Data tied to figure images
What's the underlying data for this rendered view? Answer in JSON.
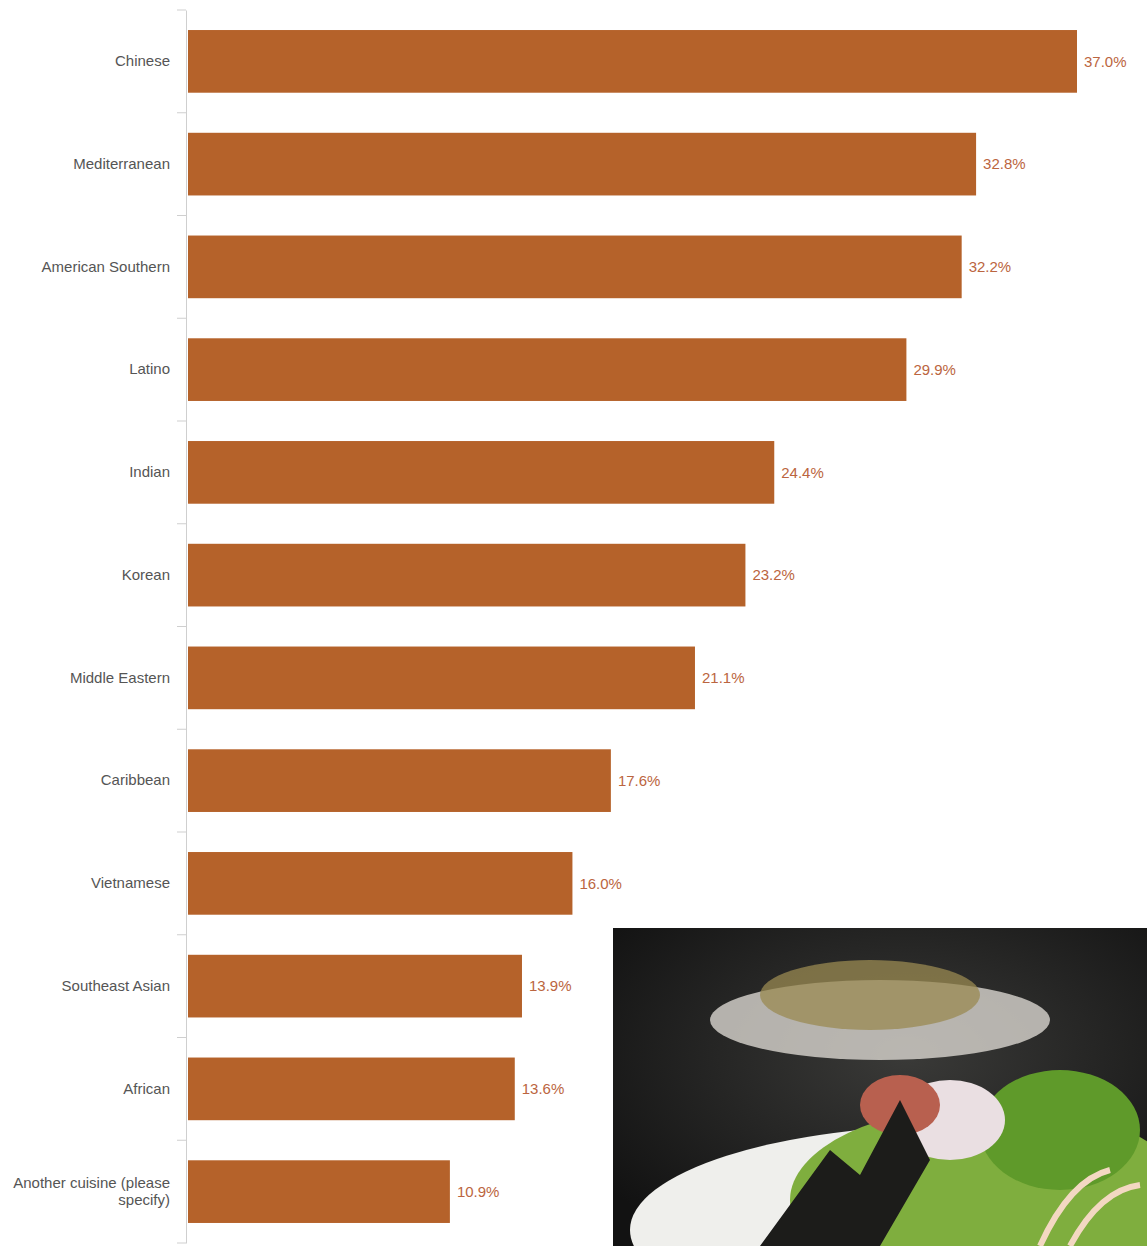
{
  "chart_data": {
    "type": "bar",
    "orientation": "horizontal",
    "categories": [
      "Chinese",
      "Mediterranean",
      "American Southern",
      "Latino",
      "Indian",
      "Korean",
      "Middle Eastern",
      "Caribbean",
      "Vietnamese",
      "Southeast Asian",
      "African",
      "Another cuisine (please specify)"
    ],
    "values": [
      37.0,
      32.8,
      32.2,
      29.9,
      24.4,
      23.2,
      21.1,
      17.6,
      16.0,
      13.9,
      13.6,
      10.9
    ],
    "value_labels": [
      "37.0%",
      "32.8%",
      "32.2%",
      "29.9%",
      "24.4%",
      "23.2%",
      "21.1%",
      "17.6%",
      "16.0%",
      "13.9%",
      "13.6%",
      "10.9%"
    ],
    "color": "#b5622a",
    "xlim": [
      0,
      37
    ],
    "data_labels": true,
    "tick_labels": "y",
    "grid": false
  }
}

**REQUEST**
Leave out the pictures and give the rest of the records again exactly.

**FINAL ANSWER**
What's the underlying data for this rendered view? Answer in JSON.
{
  "chart_data": {
    "type": "bar",
    "orientation": "horizontal",
    "categories": [
      "Chinese",
      "Mediterranean",
      "American Southern",
      "Latino",
      "Indian",
      "Korean",
      "Middle Eastern",
      "Caribbean",
      "Vietnamese",
      "Southeast Asian",
      "African",
      "Another cuisine (please specify)"
    ],
    "values": [
      37.0,
      32.8,
      32.2,
      29.9,
      24.4,
      23.2,
      21.1,
      17.6,
      16.0,
      13.9,
      13.6,
      10.9
    ],
    "value_labels": [
      "37.0%",
      "32.8%",
      "32.2%",
      "29.9%",
      "24.4%",
      "23.2%",
      "21.1%",
      "17.6%",
      "16.0%",
      "13.9%",
      "13.6%",
      "10.9%"
    ],
    "color": "#b5622a",
    "xlim": [
      0,
      37
    ],
    "data_labels": true,
    "tick_labels": "y",
    "grid": false
  }
}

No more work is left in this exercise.